• Your task
Give back the full listing verbatim, apart from its images.

• Available data

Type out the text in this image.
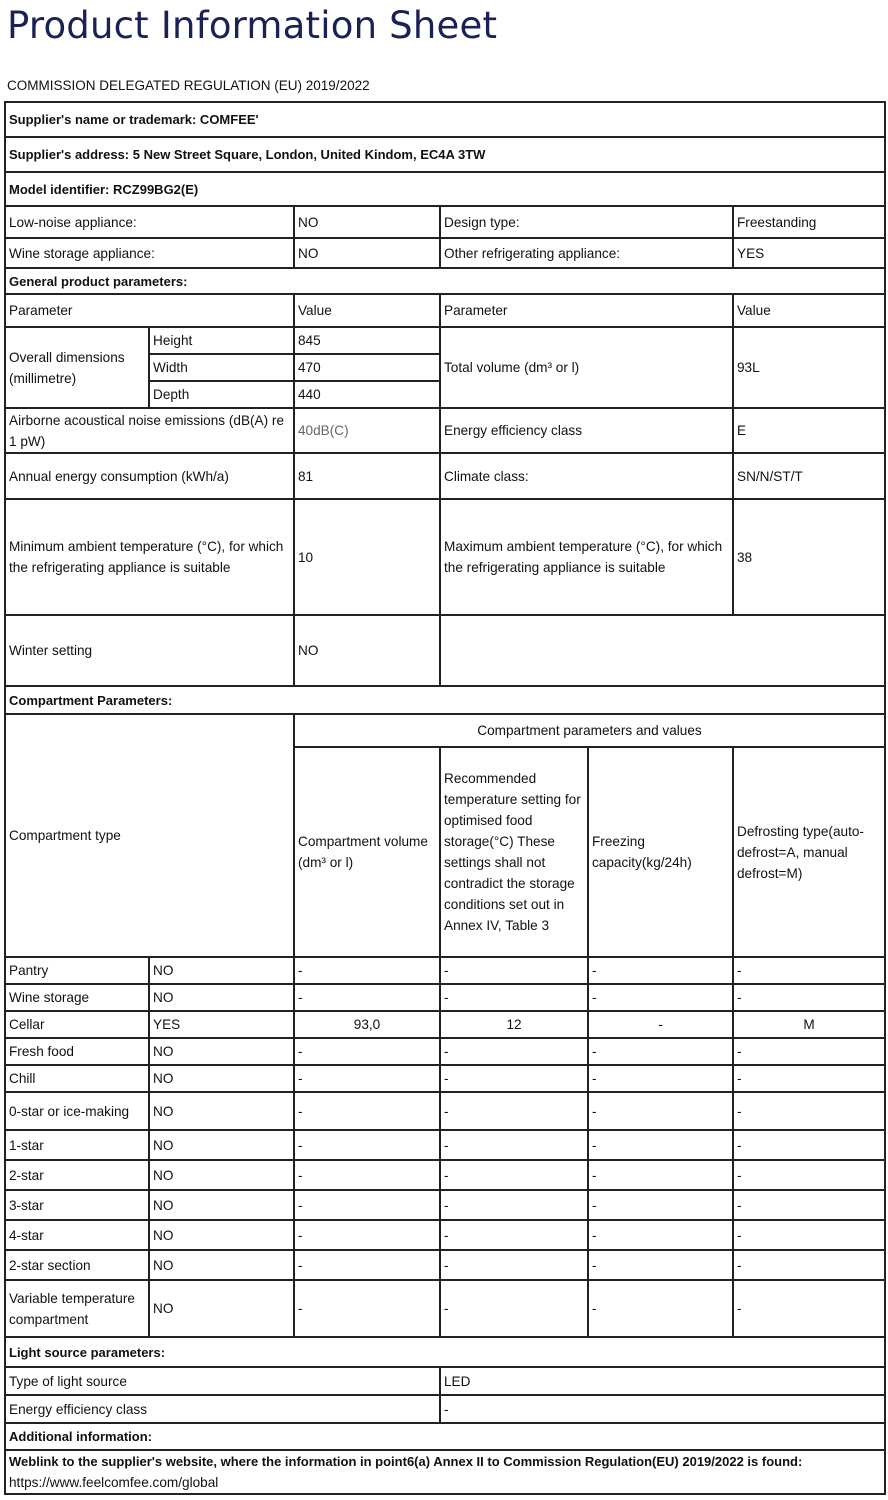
Product Information Sheet
COMMISSION DELEGATED REGULATION (EU) 2019/2022
Supplier's name or trademark: COMFEE'					
Supplier's address: 5 New Street Square, London, United Kindom, EC4A 3TW					
Model identifier: RCZ99BG2(E)					
Low-noise appliance:		NO	Design type:		Freestanding
Wine storage appliance:		NO	Other refrigerating appliance:		YES
General product parameters:					
Parameter		Value	Parameter		Value
Overall dimensions (millimetre)	Height	845	Total volume (dm³ or l)		93L
	Width	470			
	Depth	440			
Airborne acoustical noise emissions (dB(A) re 1 pW)		40dB(C)	Energy efficiency class		E
Annual energy consumption (kWh/a)		81	Climate class:		SN/N/ST/T
Minimum ambient temperature (°C), for which the refrigerating appliance is suitable		10	Maximum ambient temperature (°C), for which the refrigerating appliance is suitable		38
Winter setting		NO			
Compartment Parameters:					
Compartment type		Compartment parameters and values			
		Compartment volume (dm³ or l)	Recommended temperature setting for optimised food storage(°C) These settings shall not contradict the storage conditions set out in Annex IV, Table 3	Freezing capacity(kg/24h)	Defrosting type(auto-defrost=A, manual defrost=M)
Pantry	NO	-	-	-	-
Wine storage	NO	-	-	-	-
Cellar	YES	93,0	12	-	M
Fresh food	NO	-	-	-	-
Chill	NO	-	-	-	-
0-star or ice-making	NO	-	-	-	-
1-star	NO	-	-	-	-
2-star	NO	-	-	-	-
3-star	NO	-	-	-	-
4-star	NO	-	-	-	-
2-star section	NO	-	-	-	-
Variable temperature compartment	NO	-	-	-	-
Light source parameters:					
Type of light source			LED		
Energy efficiency class			-		
Additional information:					

Weblink to the supplier's website, where the information in point6(a) Annex II to Commission Regulation(EU) 2019/2022 is found:
https://www.feelcomfee.com/global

• Answer
Type out the text in this image.
Product Information Sheet
COMMISSION DELEGATED REGULATION (EU) 2019/2022
Supplier's name or trademark: COMFEE'					
Supplier's address: 5 New Street Square, London, United Kindom, EC4A 3TW					
Model identifier: RCZ99BG2(E)					
Low-noise appliance:		NO	Design type:		Freestanding
Wine storage appliance:		NO	Other refrigerating appliance:		YES
General product parameters:					
Parameter		Value	Parameter		Value
Overall dimensions (millimetre)	Height	845	Total volume (dm³ or l)		93L
	Width	470			
	Depth	440			
Airborne acoustical noise emissions (dB(A) re 1 pW)		40dB(C)	Energy efficiency class		E
Annual energy consumption (kWh/a)		81	Climate class:		SN/N/ST/T
Minimum ambient temperature (°C), for which the refrigerating appliance is suitable		10	Maximum ambient temperature (°C), for which the refrigerating appliance is suitable		38
Winter setting		NO			
Compartment Parameters:					
Compartment type		Compartment parameters and values			
		Compartment volume (dm³ or l)	Recommended temperature setting for optimised food storage(°C) These settings shall not contradict the storage conditions set out in Annex IV, Table 3	Freezing capacity(kg/24h)	Defrosting type(auto-defrost=A, manual defrost=M)
Pantry	NO	-	-	-	-
Wine storage	NO	-	-	-	-
Cellar	YES	93,0	12	-	M
Fresh food	NO	-	-	-	-
Chill	NO	-	-	-	-
0-star or ice-making	NO	-	-	-	-
1-star	NO	-	-	-	-
2-star	NO	-	-	-	-
3-star	NO	-	-	-	-
4-star	NO	-	-	-	-
2-star section	NO	-	-	-	-
Variable temperature compartment	NO	-	-	-	-
Light source parameters:					
Type of light source			LED		
Energy efficiency class			-		
Additional information:					

Weblink to the supplier's website, where the information in point6(a) Annex II to Commission Regulation(EU) 2019/2022 is found:
https://www.feelcomfee.com/global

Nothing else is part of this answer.